REQUIRED WORK
Check each line for the string "Sifnos" and give only the count of lines that have it.

INPUT MATERIAL
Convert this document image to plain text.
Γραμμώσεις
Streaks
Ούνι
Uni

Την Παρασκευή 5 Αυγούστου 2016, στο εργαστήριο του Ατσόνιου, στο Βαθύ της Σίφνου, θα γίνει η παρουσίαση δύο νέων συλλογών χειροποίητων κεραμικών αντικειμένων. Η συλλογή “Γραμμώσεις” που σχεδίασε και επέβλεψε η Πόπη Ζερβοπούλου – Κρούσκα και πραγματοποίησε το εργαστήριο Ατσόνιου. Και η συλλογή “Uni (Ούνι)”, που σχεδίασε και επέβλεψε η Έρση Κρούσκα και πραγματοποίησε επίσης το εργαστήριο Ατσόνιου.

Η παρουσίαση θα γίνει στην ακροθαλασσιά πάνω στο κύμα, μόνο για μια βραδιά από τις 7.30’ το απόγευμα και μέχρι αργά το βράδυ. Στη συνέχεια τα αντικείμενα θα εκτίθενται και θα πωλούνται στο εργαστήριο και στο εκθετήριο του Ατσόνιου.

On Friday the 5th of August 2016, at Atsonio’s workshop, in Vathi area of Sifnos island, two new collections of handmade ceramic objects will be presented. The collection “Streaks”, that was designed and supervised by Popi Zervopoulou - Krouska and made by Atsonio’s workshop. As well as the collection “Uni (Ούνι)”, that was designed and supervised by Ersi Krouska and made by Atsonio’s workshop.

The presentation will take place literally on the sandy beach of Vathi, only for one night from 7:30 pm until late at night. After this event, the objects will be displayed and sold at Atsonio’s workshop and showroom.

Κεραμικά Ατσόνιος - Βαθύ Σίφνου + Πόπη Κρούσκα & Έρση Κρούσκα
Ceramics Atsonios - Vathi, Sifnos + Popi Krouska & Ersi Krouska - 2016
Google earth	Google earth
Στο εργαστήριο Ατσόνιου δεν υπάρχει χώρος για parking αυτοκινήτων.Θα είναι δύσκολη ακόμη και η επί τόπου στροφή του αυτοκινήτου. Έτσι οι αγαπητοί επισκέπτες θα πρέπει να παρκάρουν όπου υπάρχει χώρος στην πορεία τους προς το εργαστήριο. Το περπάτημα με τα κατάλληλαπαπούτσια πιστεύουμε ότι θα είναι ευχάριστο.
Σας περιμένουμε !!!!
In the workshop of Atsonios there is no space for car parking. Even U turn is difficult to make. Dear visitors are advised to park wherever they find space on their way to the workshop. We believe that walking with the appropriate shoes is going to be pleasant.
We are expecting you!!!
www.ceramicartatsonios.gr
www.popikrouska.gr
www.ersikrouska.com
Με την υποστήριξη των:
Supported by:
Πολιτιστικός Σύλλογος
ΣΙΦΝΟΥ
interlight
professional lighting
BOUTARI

RIGHT ANSWER
2